## start Data section
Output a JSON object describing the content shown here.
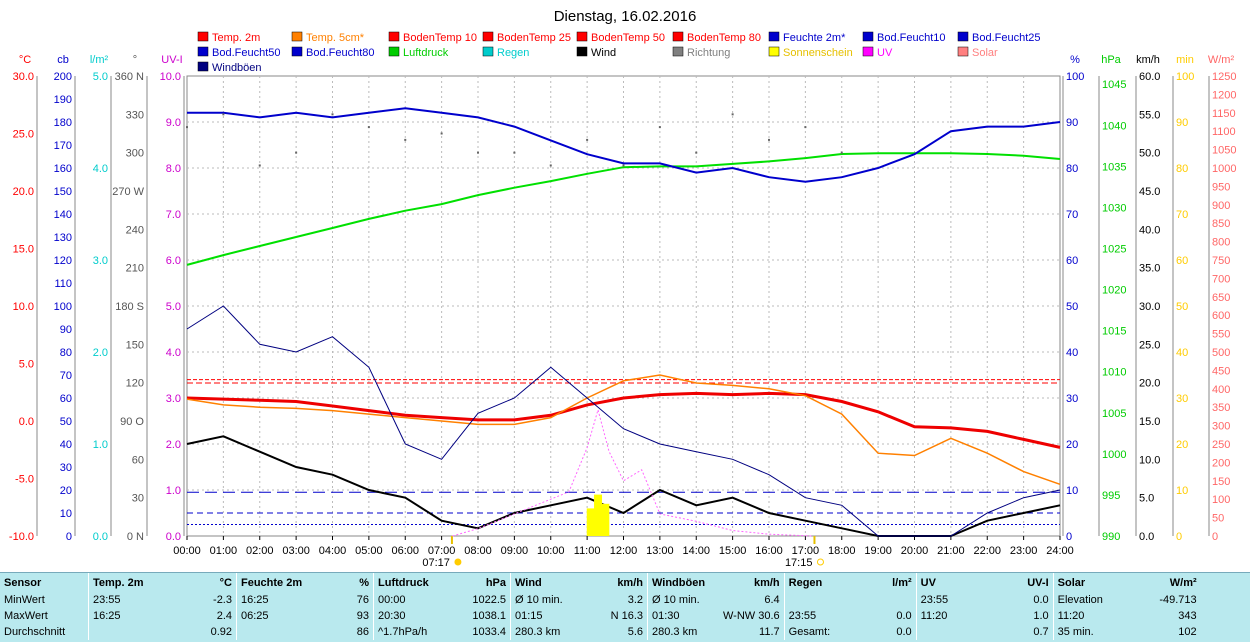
{
  "chart_data": {
    "type": "line",
    "title": "Dienstag, 16.02.2016",
    "x_ticks": [
      "00:00",
      "01:00",
      "02:00",
      "03:00",
      "04:00",
      "05:00",
      "06:00",
      "07:00",
      "08:00",
      "09:00",
      "10:00",
      "11:00",
      "12:00",
      "13:00",
      "14:00",
      "15:00",
      "16:00",
      "17:00",
      "18:00",
      "19:00",
      "20:00",
      "21:00",
      "22:00",
      "23:00",
      "24:00"
    ],
    "sunrise": "07:17",
    "sunset": "17:15",
    "grid": true,
    "legend_position": "top",
    "left_axes": [
      {
        "unit": "°C",
        "color": "#ff0000",
        "ticks": [
          "30.0",
          "25.0",
          "20.0",
          "15.0",
          "10.0",
          "5.0",
          "0.0",
          "-5.0",
          "-10.0"
        ]
      },
      {
        "unit": "cb",
        "color": "#0000cc",
        "ticks": [
          "200",
          "190",
          "180",
          "170",
          "160",
          "150",
          "140",
          "130",
          "120",
          "110",
          "100",
          "90",
          "80",
          "70",
          "60",
          "50",
          "40",
          "30",
          "20",
          "10",
          "0"
        ]
      },
      {
        "unit": "l/m²",
        "color": "#00cccc",
        "ticks": [
          "5.0",
          "4.0",
          "3.0",
          "2.0",
          "1.0",
          "0.0"
        ]
      },
      {
        "unit": "°",
        "color": "#555555",
        "ticks": [
          "360 N",
          "330",
          "300",
          "270 W",
          "240",
          "210",
          "180 S",
          "150",
          "120",
          "90  O",
          "60",
          "30",
          "0   N"
        ]
      },
      {
        "unit": "UV-I",
        "color": "#cc00cc",
        "ticks": [
          "10.0",
          "9.0",
          "8.0",
          "7.0",
          "6.0",
          "5.0",
          "4.0",
          "3.0",
          "2.0",
          "1.0",
          "0.0"
        ]
      }
    ],
    "right_axes": [
      {
        "unit": "%",
        "color": "#0000cc",
        "ticks": [
          "100",
          "90",
          "80",
          "70",
          "60",
          "50",
          "40",
          "30",
          "20",
          "10",
          "0"
        ]
      },
      {
        "unit": "hPa",
        "color": "#00cc00",
        "ticks": [
          "1045",
          "1040",
          "1035",
          "1030",
          "1025",
          "1020",
          "1015",
          "1010",
          "1005",
          "1000",
          "995",
          "990"
        ]
      },
      {
        "unit": "km/h",
        "color": "#000000",
        "ticks": [
          "60.0",
          "55.0",
          "50.0",
          "45.0",
          "40.0",
          "35.0",
          "30.0",
          "25.0",
          "20.0",
          "15.0",
          "10.0",
          "5.0",
          "0.0"
        ]
      },
      {
        "unit": "min",
        "color": "#ffcc00",
        "ticks": [
          "100",
          "90",
          "80",
          "70",
          "60",
          "50",
          "40",
          "30",
          "20",
          "10",
          "0"
        ]
      },
      {
        "unit": "W/m²",
        "color": "#ff6666",
        "ticks": [
          "1250",
          "1200",
          "1150",
          "1100",
          "1050",
          "1000",
          "950",
          "900",
          "850",
          "800",
          "750",
          "700",
          "650",
          "600",
          "550",
          "500",
          "450",
          "400",
          "350",
          "300",
          "250",
          "200",
          "150",
          "100",
          "50",
          "0"
        ]
      }
    ],
    "legend": [
      {
        "label": "Temp. 2m",
        "color": "#ff0000"
      },
      {
        "label": "Temp. 5cm*",
        "color": "#ff8000"
      },
      {
        "label": "BodenTemp 10",
        "color": "#ff0000"
      },
      {
        "label": "BodenTemp 25",
        "color": "#ff0000"
      },
      {
        "label": "BodenTemp 50",
        "color": "#ff0000"
      },
      {
        "label": "BodenTemp 80",
        "color": "#ff0000"
      },
      {
        "label": "Feuchte 2m*",
        "color": "#0000cc"
      },
      {
        "label": "Bod.Feucht10",
        "color": "#0000cc"
      },
      {
        "label": "Bod.Feucht25",
        "color": "#0000cc"
      },
      {
        "label": "Bod.Feucht50",
        "color": "#0000cc"
      },
      {
        "label": "Bod.Feucht80",
        "color": "#0000cc"
      },
      {
        "label": "Luftdruck",
        "color": "#00cc00"
      },
      {
        "label": "Regen",
        "color": "#00cccc"
      },
      {
        "label": "Wind",
        "color": "#000000"
      },
      {
        "label": "Richtung",
        "color": "#808080"
      },
      {
        "label": "Sonnenschein",
        "color": "#ffff00"
      },
      {
        "label": "UV",
        "color": "#ff00ff"
      },
      {
        "label": "Solar",
        "color": "#ff8080"
      },
      {
        "label": "Windböen",
        "color": "#000080"
      }
    ],
    "series": [
      {
        "name": "Luftdruck",
        "unit": "hPa",
        "x_hours": [
          0,
          1,
          2,
          3,
          4,
          5,
          6,
          7,
          8,
          9,
          10,
          11,
          12,
          13,
          14,
          15,
          16,
          17,
          18,
          19,
          20,
          21,
          22,
          23,
          24
        ],
        "values": [
          1023.0,
          1024.2,
          1025.3,
          1026.4,
          1027.5,
          1028.6,
          1029.6,
          1030.4,
          1031.5,
          1032.4,
          1033.2,
          1034.1,
          1034.9,
          1035.0,
          1035.0,
          1035.3,
          1035.6,
          1036.0,
          1036.5,
          1036.6,
          1036.6,
          1036.6,
          1036.5,
          1036.3,
          1035.9
        ]
      },
      {
        "name": "Feuchte 2m*",
        "unit": "%",
        "x_hours": [
          0,
          1,
          2,
          3,
          4,
          5,
          6,
          7,
          8,
          9,
          10,
          11,
          12,
          13,
          14,
          15,
          16,
          17,
          18,
          19,
          20,
          21,
          22,
          23,
          24
        ],
        "values": [
          92,
          92,
          91,
          92,
          91,
          92,
          93,
          92,
          91,
          89,
          86,
          83,
          81,
          81,
          79,
          80,
          78,
          77,
          78,
          80,
          83,
          88,
          89,
          89,
          90
        ]
      },
      {
        "name": "Temp. 2m",
        "unit": "°C",
        "x_hours": [
          0,
          1,
          2,
          3,
          4,
          5,
          6,
          7,
          8,
          9,
          10,
          11,
          12,
          13,
          14,
          15,
          16,
          17,
          18,
          19,
          20,
          21,
          22,
          23,
          24
        ],
        "values": [
          2.0,
          1.9,
          1.8,
          1.7,
          1.3,
          0.9,
          0.5,
          0.3,
          0.1,
          0.1,
          0.5,
          1.4,
          2.0,
          2.3,
          2.4,
          2.3,
          2.4,
          2.3,
          1.7,
          0.8,
          -0.5,
          -0.6,
          -0.9,
          -1.6,
          -2.3
        ]
      },
      {
        "name": "Temp. 5cm*",
        "unit": "°C",
        "x_hours": [
          0,
          1,
          2,
          3,
          4,
          5,
          6,
          7,
          8,
          9,
          10,
          11,
          12,
          13,
          14,
          15,
          16,
          17,
          18,
          19,
          20,
          21,
          22,
          23,
          24
        ],
        "values": [
          1.9,
          1.4,
          1.2,
          1.1,
          0.9,
          0.6,
          0.3,
          0.0,
          -0.3,
          -0.3,
          0.3,
          2.0,
          3.5,
          4.0,
          3.3,
          3.1,
          2.8,
          2.2,
          0.6,
          -2.8,
          -3.0,
          -1.5,
          -2.8,
          -4.4,
          -5.5
        ]
      },
      {
        "name": "Wind",
        "unit": "km/h",
        "x_hours": [
          0,
          1,
          2,
          3,
          4,
          5,
          6,
          7,
          8,
          9,
          10,
          11,
          12,
          13,
          14,
          15,
          16,
          17,
          18,
          19,
          20,
          21,
          22,
          23,
          24
        ],
        "values": [
          12,
          13,
          11,
          9,
          8,
          6,
          5,
          2,
          1,
          3,
          4,
          5,
          3,
          6,
          4,
          5,
          3,
          2,
          1,
          0,
          0,
          0,
          2,
          3,
          4
        ]
      },
      {
        "name": "Windböen",
        "unit": "km/h",
        "x_hours": [
          0,
          1,
          2,
          3,
          4,
          5,
          6,
          7,
          8,
          9,
          10,
          11,
          12,
          13,
          14,
          15,
          16,
          17,
          18,
          19,
          20,
          21,
          22,
          23,
          24
        ],
        "values": [
          27,
          30,
          25,
          24,
          26,
          22,
          12,
          10,
          16,
          18,
          22,
          18,
          14,
          12,
          11,
          10,
          8,
          5,
          4,
          0,
          0,
          0,
          3,
          5,
          6
        ]
      },
      {
        "name": "Richtung",
        "unit": "°",
        "x_hours": [
          0,
          1,
          2,
          3,
          4,
          5,
          6,
          7,
          8,
          9,
          10,
          11,
          12,
          13,
          14,
          15,
          16,
          17,
          18,
          19,
          20,
          21,
          22,
          23,
          24
        ],
        "values": [
          320,
          330,
          290,
          300,
          330,
          320,
          310,
          315,
          300,
          300,
          290,
          310,
          290,
          320,
          300,
          330,
          310,
          320,
          300,
          0,
          0,
          0,
          0,
          0,
          0
        ]
      },
      {
        "name": "Solar",
        "unit": "W/m²",
        "x_hours": [
          7.3,
          8,
          9,
          10,
          10.5,
          11,
          11.3,
          11.6,
          12,
          12.5,
          13,
          14,
          15,
          16,
          17.2
        ],
        "values": [
          0,
          20,
          60,
          100,
          120,
          240,
          343,
          230,
          150,
          180,
          60,
          40,
          15,
          5,
          0
        ]
      },
      {
        "name": "Sonnenschein",
        "unit": "min",
        "x_hours": [
          11.1,
          11.3,
          11.5
        ],
        "values": [
          6,
          9,
          7
        ]
      }
    ]
  },
  "stats": {
    "headers": [
      {
        "label": "Sensor",
        "unit": ""
      },
      {
        "label": "Temp. 2m",
        "unit": "°C"
      },
      {
        "label": "Feuchte 2m",
        "unit": "%"
      },
      {
        "label": "Luftdruck",
        "unit": "hPa"
      },
      {
        "label": "Wind",
        "unit": "km/h"
      },
      {
        "label": "Windböen",
        "unit": "km/h"
      },
      {
        "label": "Regen",
        "unit": "l/m²"
      },
      {
        "label": "UV",
        "unit": "UV-I"
      },
      {
        "label": "Solar",
        "unit": "W/m²"
      }
    ],
    "rows": [
      {
        "label": "MinWert",
        "cells": [
          [
            "23:55",
            "-2.3"
          ],
          [
            "16:25",
            "76"
          ],
          [
            "00:00",
            "1022.5"
          ],
          [
            "Ø 10 min.",
            "3.2"
          ],
          [
            "Ø 10 min.",
            "6.4"
          ],
          [
            "",
            ""
          ],
          [
            "23:55",
            "0.0"
          ],
          [
            "Elevation",
            "-49.713"
          ]
        ]
      },
      {
        "label": "MaxWert",
        "cells": [
          [
            "16:25",
            "2.4"
          ],
          [
            "06:25",
            "93"
          ],
          [
            "20:30",
            "1038.1"
          ],
          [
            "01:15",
            "N 16.3"
          ],
          [
            "01:30",
            "W-NW 30.6"
          ],
          [
            "23:55",
            "0.0"
          ],
          [
            "11:20",
            "1.0"
          ],
          [
            "11:20",
            "343"
          ]
        ]
      },
      {
        "label": "Durchschnitt",
        "cells": [
          [
            "",
            "0.92"
          ],
          [
            "",
            "86"
          ],
          [
            "^1.7hPa/h",
            "1033.4"
          ],
          [
            "280.3 km",
            "5.6"
          ],
          [
            "280.3 km",
            "11.7"
          ],
          [
            "Gesamt:",
            "0.0"
          ],
          [
            "",
            "0.7"
          ],
          [
            "35 min.",
            "102"
          ]
        ]
      }
    ]
  }
}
## end Data section
§ Given problem
Scan the lines for the string "name". Copy out each line that matches.

§ Result of this exercise
        "name": "Luftdruck",
        "name": "Feuchte 2m*",
        "name": "Temp. 2m",
        "name": "Temp. 5cm*",
        "name": "Wind",
        "name": "Windböen",
        "name": "Richtung",
        "name": "Solar",
        "name": "Sonnenschein",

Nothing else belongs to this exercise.